▸ Work to be completed:
Extract every line below, verbatim.

▸ Exercise material:
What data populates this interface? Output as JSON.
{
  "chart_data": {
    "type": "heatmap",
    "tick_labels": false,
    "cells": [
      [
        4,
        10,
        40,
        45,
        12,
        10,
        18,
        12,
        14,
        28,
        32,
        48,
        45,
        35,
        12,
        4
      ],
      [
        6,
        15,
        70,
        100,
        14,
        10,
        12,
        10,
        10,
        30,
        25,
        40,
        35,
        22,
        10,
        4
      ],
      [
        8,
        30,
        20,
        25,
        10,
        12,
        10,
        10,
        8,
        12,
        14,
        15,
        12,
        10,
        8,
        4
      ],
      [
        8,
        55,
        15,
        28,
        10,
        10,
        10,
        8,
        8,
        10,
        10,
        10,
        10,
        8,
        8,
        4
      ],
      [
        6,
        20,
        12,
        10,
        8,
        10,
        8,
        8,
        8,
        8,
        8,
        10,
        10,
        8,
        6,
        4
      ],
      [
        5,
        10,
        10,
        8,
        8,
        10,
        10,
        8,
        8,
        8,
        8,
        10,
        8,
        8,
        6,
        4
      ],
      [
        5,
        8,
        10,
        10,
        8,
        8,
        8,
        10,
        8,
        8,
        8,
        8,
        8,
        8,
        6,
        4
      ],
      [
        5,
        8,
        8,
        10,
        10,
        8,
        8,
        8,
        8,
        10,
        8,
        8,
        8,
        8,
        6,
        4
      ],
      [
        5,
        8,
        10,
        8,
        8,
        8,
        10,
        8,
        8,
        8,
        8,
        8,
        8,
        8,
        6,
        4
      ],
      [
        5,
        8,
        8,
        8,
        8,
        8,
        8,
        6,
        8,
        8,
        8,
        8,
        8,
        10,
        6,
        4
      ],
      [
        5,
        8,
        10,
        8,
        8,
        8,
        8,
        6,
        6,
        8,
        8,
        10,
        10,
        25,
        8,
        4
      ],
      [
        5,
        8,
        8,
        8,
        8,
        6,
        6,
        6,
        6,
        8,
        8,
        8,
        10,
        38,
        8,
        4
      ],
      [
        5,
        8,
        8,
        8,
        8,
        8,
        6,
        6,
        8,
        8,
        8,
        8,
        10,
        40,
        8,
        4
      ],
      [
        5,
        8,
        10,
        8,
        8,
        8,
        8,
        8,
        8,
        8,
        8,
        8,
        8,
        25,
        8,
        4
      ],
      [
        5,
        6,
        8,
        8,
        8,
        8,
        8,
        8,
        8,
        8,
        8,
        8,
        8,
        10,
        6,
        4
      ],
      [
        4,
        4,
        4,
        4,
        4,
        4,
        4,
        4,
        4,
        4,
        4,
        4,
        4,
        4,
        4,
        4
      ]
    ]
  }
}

▸ Output:
What data populates this interface? Output as JSON.
{
  "chart_data": {
    "type": "heatmap",
    "tick_labels": false,
    "cells": [
      [
        4,
        10,
        40,
        45,
        12,
        10,
        18,
        12,
        14,
        28,
        32,
        48,
        45,
        35,
        12,
        4
      ],
      [
        6,
        15,
        70,
        100,
        14,
        10,
        12,
        10,
        10,
        30,
        25,
        40,
        35,
        22,
        10,
        4
      ],
      [
        8,
        30,
        20,
        25,
        10,
        12,
        10,
        10,
        8,
        12,
        14,
        15,
        12,
        10,
        8,
        4
      ],
      [
        8,
        55,
        15,
        28,
        10,
        10,
        10,
        8,
        8,
        10,
        10,
        10,
        10,
        8,
        8,
        4
      ],
      [
        6,
        20,
        12,
        10,
        8,
        10,
        8,
        8,
        8,
        8,
        8,
        10,
        10,
        8,
        6,
        4
      ],
      [
        5,
        10,
        10,
        8,
        8,
        10,
        10,
        8,
        8,
        8,
        8,
        10,
        8,
        8,
        6,
        4
      ],
      [
        5,
        8,
        10,
        10,
        8,
        8,
        8,
        10,
        8,
        8,
        8,
        8,
        8,
        8,
        6,
        4
      ],
      [
        5,
        8,
        8,
        10,
        10,
        8,
        8,
        8,
        8,
        10,
        8,
        8,
        8,
        8,
        6,
        4
      ],
      [
        5,
        8,
        10,
        8,
        8,
        8,
        10,
        8,
        8,
        8,
        8,
        8,
        8,
        8,
        6,
        4
      ],
      [
        5,
        8,
        8,
        8,
        8,
        8,
        8,
        6,
        8,
        8,
        8,
        8,
        8,
        10,
        6,
        4
      ],
      [
        5,
        8,
        10,
        8,
        8,
        8,
        8,
        6,
        6,
        8,
        8,
        10,
        10,
        25,
        8,
        4
      ],
      [
        5,
        8,
        8,
        8,
        8,
        6,
        6,
        6,
        6,
        8,
        8,
        8,
        10,
        38,
        8,
        4
      ],
      [
        5,
        8,
        8,
        8,
        8,
        8,
        6,
        6,
        8,
        8,
        8,
        8,
        10,
        40,
        8,
        4
      ],
      [
        5,
        8,
        10,
        8,
        8,
        8,
        8,
        8,
        8,
        8,
        8,
        8,
        8,
        25,
        8,
        4
      ],
      [
        5,
        6,
        8,
        8,
        8,
        8,
        8,
        8,
        8,
        8,
        8,
        8,
        8,
        10,
        6,
        4
      ],
      [
        4,
        4,
        4,
        4,
        4,
        4,
        4,
        4,
        4,
        4,
        4,
        4,
        4,
        4,
        4,
        4
      ]
    ]
  }
}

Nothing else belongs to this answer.